**SUPPLIED RECORDS**
------------------------------------

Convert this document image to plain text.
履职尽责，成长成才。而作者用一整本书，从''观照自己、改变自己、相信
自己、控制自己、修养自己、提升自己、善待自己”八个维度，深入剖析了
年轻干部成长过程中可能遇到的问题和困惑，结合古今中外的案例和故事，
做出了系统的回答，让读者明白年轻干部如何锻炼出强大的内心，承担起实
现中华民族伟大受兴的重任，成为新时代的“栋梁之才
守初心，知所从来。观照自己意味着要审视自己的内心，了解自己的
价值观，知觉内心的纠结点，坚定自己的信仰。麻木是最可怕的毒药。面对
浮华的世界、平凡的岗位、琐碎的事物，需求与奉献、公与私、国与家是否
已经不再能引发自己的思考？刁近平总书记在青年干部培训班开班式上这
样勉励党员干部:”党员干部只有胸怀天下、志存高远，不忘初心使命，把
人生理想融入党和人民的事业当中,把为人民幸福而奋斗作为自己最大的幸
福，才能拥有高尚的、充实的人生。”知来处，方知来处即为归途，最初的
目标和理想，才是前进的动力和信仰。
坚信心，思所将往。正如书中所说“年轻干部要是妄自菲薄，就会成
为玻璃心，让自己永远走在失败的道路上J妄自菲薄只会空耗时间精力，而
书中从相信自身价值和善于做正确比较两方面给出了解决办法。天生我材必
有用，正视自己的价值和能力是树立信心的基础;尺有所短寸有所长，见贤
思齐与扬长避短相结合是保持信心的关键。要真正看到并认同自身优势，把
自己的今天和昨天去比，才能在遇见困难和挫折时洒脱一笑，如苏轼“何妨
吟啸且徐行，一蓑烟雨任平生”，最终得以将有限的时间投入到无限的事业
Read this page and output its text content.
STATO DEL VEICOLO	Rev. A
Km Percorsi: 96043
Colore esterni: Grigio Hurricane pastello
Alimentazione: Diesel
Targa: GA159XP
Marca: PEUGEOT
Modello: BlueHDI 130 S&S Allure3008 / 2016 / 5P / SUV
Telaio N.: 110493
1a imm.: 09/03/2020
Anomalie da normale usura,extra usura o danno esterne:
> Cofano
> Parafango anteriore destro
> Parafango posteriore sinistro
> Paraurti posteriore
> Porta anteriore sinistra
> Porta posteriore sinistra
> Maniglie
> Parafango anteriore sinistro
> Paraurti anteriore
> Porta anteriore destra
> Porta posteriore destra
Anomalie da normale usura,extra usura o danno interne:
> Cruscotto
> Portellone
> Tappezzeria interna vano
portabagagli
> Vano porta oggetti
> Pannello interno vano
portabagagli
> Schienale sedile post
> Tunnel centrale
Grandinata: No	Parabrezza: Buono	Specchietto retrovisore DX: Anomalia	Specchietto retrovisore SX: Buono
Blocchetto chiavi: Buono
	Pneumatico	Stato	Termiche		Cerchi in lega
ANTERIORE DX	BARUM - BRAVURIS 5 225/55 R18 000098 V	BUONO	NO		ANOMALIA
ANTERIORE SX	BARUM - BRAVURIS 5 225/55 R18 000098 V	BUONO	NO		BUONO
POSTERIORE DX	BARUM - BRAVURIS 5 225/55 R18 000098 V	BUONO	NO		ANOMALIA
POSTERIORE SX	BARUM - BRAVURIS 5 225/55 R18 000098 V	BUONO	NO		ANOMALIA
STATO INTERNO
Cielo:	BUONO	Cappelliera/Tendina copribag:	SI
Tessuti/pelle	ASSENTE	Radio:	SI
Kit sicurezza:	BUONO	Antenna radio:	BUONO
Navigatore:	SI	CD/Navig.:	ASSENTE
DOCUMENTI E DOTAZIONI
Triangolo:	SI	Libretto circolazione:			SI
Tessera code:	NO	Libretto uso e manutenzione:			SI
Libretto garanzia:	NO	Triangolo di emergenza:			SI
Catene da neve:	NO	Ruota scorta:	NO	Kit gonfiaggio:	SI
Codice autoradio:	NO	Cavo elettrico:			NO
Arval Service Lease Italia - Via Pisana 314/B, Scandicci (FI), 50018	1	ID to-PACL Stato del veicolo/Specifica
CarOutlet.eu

------------------------------------

**INSTRUCTIONS TO FOLLOW**
Copy out each line in the preceding records that contains "sinistro".

**PROBLEM SOLUTION**
> Parafango posteriore sinistro
> Parafango anteriore sinistro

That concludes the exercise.